## Exercise brief
Quote all of the data below exactly, please.

## Source material
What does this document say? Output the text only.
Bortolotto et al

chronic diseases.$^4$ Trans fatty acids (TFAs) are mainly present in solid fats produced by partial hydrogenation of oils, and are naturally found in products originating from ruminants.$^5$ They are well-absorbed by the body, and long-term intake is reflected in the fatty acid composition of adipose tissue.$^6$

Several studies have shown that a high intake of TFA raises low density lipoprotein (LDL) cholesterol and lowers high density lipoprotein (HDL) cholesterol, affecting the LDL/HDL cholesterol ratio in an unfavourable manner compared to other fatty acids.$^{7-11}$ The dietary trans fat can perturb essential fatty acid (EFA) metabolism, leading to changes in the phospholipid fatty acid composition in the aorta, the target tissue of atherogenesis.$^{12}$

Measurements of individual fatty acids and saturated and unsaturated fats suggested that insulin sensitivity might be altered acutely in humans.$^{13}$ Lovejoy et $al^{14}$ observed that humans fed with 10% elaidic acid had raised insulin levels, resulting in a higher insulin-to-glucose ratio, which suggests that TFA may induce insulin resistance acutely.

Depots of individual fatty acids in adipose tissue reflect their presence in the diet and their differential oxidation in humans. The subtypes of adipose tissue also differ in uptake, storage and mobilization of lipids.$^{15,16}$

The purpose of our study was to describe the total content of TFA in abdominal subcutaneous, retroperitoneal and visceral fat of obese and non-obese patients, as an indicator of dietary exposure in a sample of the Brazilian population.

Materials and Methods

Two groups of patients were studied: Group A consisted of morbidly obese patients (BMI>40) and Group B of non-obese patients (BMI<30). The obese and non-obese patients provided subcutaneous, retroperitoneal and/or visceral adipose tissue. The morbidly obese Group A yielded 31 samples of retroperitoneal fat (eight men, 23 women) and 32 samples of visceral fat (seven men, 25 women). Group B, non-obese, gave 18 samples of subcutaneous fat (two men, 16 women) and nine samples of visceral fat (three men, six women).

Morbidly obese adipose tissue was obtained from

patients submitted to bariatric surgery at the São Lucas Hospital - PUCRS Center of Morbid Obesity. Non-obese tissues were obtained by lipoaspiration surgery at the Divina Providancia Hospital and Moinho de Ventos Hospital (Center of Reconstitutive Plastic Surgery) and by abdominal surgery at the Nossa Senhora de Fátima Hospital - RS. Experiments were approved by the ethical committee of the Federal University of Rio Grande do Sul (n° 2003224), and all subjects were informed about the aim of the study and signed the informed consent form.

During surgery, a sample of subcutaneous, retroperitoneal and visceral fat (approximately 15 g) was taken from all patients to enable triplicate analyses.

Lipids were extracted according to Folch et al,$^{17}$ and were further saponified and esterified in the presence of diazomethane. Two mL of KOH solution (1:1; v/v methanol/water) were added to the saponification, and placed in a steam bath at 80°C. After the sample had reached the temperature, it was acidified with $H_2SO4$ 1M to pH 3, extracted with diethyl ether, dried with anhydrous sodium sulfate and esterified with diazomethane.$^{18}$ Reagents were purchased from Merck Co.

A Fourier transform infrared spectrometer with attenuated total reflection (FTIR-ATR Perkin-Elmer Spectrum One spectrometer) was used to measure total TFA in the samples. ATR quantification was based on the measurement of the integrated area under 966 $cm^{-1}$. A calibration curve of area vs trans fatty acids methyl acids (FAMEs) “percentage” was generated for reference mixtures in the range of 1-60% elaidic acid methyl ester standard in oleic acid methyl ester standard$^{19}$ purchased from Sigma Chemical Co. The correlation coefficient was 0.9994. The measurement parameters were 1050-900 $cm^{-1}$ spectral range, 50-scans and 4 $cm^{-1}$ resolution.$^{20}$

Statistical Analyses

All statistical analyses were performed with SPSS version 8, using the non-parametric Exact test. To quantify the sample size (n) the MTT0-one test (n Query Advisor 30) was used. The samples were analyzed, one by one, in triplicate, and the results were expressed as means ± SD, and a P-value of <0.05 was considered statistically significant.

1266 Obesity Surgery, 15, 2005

## Solution to the problem
What does this document say? Output the text only.
Bortolotto et al

chronic diseases.$^4$ Trans fatty acids (TFAs) are mainly present in solid fats produced by partial hydrogenation of oils, and are naturally found in products originating from ruminants.$^5$ They are well-absorbed by the body, and long-term intake is reflected in the fatty acid composition of adipose tissue.$^6$

Several studies have shown that a high intake of TFA raises low density lipoprotein (LDL) cholesterol and lowers high density lipoprotein (HDL) cholesterol, affecting the LDL/HDL cholesterol ratio in an unfavourable manner compared to other fatty acids.$^{7-11}$ The dietary trans fat can perturb essential fatty acid (EFA) metabolism, leading to changes in the phospholipid fatty acid composition in the aorta, the target tissue of atherogenesis.$^{12}$

Measurements of individual fatty acids and saturated and unsaturated fats suggested that insulin sensitivity might be altered acutely in humans.$^{13}$ Lovejoy et $al^{14}$ observed that humans fed with 10% elaidic acid had raised insulin levels, resulting in a higher insulin-to-glucose ratio, which suggests that TFA may induce insulin resistance acutely.

Depots of individual fatty acids in adipose tissue reflect their presence in the diet and their differential oxidation in humans. The subtypes of adipose tissue also differ in uptake, storage and mobilization of lipids.$^{15,16}$

The purpose of our study was to describe the total content of TFA in abdominal subcutaneous, retroperitoneal and visceral fat of obese and non-obese patients, as an indicator of dietary exposure in a sample of the Brazilian population.

Materials and Methods

Two groups of patients were studied: Group A consisted of morbidly obese patients (BMI>40) and Group B of non-obese patients (BMI<30). The obese and non-obese patients provided subcutaneous, retroperitoneal and/or visceral adipose tissue. The morbidly obese Group A yielded 31 samples of retroperitoneal fat (eight men, 23 women) and 32 samples of visceral fat (seven men, 25 women). Group B, non-obese, gave 18 samples of subcutaneous fat (two men, 16 women) and nine samples of visceral fat (three men, six women).

Morbidly obese adipose tissue was obtained from

patients submitted to bariatric surgery at the São Lucas Hospital - PUCRS Center of Morbid Obesity. Non-obese tissues were obtained by lipoaspiration surgery at the Divina Providancia Hospital and Moinho de Ventos Hospital (Center of Reconstitutive Plastic Surgery) and by abdominal surgery at the Nossa Senhora de Fátima Hospital - RS. Experiments were approved by the ethical committee of the Federal University of Rio Grande do Sul (n° 2003224), and all subjects were informed about the aim of the study and signed the informed consent form.

During surgery, a sample of subcutaneous, retroperitoneal and visceral fat (approximately 15 g) was taken from all patients to enable triplicate analyses.

Lipids were extracted according to Folch et al,$^{17}$ and were further saponified and esterified in the presence of diazomethane. Two mL of KOH solution (1:1; v/v methanol/water) were added to the saponification, and placed in a steam bath at 80°C. After the sample had reached the temperature, it was acidified with $H_2SO4$ 1M to pH 3, extracted with diethyl ether, dried with anhydrous sodium sulfate and esterified with diazomethane.$^{18}$ Reagents were purchased from Merck Co.

A Fourier transform infrared spectrometer with attenuated total reflection (FTIR-ATR Perkin-Elmer Spectrum One spectrometer) was used to measure total TFA in the samples. ATR quantification was based on the measurement of the integrated area under 966 $cm^{-1}$. A calibration curve of area vs trans fatty acids methyl acids (FAMEs) “percentage” was generated for reference mixtures in the range of 1-60% elaidic acid methyl ester standard in oleic acid methyl ester standard$^{19}$ purchased from Sigma Chemical Co. The correlation coefficient was 0.9994. The measurement parameters were 1050-900 $cm^{-1}$ spectral range, 50-scans and 4 $cm^{-1}$ resolution.$^{20}$

Statistical Analyses

All statistical analyses were performed with SPSS version 8, using the non-parametric Exact test. To quantify the sample size (n) the MTT0-one test (n Query Advisor 30) was used. The samples were analyzed, one by one, in triplicate, and the results were expressed as means ± SD, and a P-value of <0.05 was considered statistically significant.

1266 Obesity Surgery, 15, 2005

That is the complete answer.